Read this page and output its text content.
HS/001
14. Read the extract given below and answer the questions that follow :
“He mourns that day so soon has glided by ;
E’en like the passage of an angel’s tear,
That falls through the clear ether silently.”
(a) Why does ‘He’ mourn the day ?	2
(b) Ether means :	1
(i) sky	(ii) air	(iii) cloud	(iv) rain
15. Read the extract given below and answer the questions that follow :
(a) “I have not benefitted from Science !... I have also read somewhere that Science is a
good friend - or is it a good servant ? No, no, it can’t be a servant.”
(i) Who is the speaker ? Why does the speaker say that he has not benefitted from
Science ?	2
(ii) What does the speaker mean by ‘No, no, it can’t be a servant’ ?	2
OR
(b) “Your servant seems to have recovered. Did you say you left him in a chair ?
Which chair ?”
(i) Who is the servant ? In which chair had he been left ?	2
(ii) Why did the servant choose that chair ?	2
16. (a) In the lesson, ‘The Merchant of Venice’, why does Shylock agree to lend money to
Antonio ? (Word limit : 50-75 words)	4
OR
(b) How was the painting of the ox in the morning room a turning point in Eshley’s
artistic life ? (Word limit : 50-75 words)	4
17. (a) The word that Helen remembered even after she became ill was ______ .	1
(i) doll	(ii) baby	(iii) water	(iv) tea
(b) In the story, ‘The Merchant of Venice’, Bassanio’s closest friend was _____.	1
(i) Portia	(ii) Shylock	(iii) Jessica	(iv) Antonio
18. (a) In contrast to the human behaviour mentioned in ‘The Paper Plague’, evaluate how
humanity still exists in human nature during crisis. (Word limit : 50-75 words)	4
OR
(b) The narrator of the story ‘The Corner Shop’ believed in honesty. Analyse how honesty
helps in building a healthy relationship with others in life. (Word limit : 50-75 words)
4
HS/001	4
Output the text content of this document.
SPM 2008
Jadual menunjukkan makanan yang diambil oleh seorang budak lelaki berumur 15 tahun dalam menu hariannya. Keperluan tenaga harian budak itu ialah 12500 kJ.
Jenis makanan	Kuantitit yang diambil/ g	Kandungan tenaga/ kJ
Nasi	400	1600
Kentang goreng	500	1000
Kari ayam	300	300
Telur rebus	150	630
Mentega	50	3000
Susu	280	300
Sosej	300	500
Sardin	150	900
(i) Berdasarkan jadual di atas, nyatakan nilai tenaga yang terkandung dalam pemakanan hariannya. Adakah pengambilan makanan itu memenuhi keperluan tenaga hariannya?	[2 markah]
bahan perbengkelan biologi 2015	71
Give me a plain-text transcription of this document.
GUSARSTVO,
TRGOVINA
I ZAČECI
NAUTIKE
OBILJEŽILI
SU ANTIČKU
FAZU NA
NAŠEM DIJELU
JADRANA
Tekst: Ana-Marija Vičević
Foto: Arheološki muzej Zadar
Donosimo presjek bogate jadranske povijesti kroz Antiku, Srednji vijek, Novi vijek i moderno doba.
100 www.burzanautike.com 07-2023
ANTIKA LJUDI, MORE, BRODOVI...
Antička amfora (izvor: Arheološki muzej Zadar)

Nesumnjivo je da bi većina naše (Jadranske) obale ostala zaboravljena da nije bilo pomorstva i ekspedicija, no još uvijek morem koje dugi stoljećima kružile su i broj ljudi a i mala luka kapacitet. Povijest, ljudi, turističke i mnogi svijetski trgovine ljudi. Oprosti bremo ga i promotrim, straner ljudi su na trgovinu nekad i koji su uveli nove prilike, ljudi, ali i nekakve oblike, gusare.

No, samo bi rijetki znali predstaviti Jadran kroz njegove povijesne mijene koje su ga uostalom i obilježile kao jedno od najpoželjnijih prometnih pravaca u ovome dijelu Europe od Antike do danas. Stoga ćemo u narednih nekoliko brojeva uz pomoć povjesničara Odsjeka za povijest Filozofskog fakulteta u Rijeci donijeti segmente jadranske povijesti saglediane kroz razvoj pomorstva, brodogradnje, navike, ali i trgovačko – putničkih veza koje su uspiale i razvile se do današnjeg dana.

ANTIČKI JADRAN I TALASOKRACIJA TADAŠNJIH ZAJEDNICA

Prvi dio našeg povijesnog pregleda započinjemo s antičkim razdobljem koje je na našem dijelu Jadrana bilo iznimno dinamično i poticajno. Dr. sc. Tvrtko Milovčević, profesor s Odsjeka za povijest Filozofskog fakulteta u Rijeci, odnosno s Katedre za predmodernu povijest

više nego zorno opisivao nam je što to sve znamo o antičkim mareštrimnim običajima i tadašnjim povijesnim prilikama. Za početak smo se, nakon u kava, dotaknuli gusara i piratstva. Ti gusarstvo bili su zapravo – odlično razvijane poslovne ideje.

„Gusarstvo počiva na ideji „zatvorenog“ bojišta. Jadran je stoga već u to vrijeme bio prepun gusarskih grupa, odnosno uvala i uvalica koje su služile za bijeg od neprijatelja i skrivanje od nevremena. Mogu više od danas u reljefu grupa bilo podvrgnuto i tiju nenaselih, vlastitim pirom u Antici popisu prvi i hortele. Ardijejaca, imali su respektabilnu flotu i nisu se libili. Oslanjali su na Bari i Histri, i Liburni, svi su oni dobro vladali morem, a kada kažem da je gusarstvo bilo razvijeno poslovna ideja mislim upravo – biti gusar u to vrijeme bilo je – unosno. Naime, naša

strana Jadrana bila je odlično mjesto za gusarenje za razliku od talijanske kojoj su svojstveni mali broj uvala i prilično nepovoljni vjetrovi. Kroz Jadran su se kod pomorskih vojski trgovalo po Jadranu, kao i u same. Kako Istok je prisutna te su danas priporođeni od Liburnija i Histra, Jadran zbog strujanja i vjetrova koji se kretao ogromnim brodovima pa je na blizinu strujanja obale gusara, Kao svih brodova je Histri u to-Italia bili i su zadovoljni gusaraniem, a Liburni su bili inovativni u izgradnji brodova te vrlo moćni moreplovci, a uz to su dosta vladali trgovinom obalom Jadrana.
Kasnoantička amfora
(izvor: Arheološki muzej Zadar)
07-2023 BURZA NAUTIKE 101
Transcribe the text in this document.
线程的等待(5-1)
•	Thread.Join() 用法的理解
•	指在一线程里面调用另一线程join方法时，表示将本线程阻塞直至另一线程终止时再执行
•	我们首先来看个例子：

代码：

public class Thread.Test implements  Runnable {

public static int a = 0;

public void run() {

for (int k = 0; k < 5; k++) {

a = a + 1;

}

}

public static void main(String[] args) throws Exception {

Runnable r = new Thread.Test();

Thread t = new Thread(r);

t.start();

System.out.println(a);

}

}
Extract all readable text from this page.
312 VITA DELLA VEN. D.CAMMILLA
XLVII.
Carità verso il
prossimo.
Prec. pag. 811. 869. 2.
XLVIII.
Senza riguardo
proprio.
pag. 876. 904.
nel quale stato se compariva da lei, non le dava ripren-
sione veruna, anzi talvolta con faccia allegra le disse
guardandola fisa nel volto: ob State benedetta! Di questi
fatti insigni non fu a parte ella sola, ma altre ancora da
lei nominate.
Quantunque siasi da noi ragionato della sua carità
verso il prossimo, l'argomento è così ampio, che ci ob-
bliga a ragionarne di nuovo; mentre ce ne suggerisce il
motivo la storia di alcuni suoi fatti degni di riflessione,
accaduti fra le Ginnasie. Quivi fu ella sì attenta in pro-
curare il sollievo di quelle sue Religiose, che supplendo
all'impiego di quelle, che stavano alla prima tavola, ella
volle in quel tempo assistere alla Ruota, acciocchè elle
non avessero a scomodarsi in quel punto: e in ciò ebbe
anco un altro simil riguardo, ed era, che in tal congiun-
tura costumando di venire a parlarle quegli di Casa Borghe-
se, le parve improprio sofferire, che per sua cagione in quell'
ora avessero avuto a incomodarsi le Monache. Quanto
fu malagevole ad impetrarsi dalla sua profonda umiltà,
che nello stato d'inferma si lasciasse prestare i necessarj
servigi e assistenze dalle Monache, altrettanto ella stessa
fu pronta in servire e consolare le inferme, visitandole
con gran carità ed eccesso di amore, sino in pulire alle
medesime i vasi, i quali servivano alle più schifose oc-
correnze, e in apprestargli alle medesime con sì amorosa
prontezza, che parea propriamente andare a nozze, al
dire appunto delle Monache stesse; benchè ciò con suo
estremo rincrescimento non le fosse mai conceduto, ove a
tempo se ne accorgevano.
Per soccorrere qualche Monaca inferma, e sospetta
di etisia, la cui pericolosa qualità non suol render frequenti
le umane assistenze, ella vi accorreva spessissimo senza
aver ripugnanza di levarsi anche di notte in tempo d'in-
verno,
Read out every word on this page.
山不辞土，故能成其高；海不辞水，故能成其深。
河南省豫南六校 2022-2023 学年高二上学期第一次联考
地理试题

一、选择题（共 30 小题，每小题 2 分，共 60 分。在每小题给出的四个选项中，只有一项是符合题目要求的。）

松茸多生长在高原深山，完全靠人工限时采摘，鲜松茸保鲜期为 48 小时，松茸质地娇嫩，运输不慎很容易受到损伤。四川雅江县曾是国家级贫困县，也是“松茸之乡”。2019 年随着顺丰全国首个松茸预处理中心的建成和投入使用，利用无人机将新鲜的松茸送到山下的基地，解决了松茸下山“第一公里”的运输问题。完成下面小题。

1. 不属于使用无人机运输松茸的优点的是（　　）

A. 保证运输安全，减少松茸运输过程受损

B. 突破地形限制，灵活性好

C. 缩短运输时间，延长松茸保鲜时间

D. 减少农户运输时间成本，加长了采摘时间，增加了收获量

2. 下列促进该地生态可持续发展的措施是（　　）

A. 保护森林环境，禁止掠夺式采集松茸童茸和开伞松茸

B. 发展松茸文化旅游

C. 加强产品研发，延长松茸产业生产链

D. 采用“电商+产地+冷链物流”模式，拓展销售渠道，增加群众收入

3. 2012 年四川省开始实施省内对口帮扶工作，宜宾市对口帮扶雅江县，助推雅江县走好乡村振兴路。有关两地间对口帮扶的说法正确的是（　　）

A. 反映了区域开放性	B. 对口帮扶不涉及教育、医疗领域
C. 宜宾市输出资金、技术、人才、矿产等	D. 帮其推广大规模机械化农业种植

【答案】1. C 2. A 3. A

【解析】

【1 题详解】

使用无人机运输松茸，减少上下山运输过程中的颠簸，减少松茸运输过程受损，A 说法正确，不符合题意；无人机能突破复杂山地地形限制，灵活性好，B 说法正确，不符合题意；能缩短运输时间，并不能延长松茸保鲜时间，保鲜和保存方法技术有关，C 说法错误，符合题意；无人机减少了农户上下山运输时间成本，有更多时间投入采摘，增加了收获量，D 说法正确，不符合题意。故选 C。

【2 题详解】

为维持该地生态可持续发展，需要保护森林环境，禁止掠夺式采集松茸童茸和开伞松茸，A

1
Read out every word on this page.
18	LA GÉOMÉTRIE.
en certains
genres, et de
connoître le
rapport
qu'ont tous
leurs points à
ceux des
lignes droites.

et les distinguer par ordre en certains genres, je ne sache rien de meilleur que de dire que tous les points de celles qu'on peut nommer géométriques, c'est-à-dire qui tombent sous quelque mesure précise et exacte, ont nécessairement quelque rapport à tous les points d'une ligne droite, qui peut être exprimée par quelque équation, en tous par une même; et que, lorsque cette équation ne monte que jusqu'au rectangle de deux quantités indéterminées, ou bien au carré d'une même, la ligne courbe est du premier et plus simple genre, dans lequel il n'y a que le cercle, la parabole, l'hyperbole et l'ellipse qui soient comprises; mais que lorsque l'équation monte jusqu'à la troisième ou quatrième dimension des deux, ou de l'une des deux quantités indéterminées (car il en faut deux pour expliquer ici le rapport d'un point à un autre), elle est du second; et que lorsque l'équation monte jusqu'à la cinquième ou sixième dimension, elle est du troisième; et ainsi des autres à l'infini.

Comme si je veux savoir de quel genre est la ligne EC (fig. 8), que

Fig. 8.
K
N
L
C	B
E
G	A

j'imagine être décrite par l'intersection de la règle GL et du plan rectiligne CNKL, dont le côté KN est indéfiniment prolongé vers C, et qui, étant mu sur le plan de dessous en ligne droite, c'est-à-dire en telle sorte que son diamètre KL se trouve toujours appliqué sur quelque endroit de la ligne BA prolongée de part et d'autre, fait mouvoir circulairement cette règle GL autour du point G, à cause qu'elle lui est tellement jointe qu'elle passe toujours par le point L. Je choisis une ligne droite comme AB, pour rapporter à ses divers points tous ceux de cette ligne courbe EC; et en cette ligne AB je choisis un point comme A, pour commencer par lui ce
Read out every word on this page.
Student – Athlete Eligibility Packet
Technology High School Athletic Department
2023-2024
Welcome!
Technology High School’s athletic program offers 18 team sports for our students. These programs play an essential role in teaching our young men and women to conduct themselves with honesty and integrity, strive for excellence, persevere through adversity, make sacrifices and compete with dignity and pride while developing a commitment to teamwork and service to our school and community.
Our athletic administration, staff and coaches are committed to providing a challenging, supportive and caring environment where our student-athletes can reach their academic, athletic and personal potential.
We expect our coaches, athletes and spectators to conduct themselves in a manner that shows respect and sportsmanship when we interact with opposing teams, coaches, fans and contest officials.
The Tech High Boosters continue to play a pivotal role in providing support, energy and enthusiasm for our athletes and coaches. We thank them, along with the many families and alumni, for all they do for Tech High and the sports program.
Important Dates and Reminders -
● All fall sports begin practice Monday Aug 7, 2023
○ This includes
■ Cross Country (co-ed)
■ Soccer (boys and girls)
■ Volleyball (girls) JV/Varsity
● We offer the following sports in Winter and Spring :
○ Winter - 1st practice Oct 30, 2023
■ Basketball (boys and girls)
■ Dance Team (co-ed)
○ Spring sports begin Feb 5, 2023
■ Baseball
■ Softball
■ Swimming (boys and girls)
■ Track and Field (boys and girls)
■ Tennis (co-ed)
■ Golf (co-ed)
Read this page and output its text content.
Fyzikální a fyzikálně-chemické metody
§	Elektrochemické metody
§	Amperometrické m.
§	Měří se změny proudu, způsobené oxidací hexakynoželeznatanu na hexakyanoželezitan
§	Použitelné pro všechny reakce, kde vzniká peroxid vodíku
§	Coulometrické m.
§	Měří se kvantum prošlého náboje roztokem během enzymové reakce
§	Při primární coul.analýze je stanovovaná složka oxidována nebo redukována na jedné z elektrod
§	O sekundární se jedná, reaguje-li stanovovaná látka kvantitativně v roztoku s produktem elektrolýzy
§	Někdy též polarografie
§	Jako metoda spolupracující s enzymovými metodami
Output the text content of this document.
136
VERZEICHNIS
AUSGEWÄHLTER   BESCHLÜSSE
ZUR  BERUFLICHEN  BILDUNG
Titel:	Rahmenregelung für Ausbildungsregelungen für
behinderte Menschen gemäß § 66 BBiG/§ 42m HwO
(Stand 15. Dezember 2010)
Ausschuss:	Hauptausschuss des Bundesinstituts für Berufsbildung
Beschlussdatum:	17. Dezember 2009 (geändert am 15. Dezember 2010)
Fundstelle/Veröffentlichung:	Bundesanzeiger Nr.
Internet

SET EXERCISE:
Out of the records, collect only those lines that contain the string "riguardo".

THE COMPLETED TASK:
Senza riguardo
anco un altro simil riguardo, ed era, che in tal congiun-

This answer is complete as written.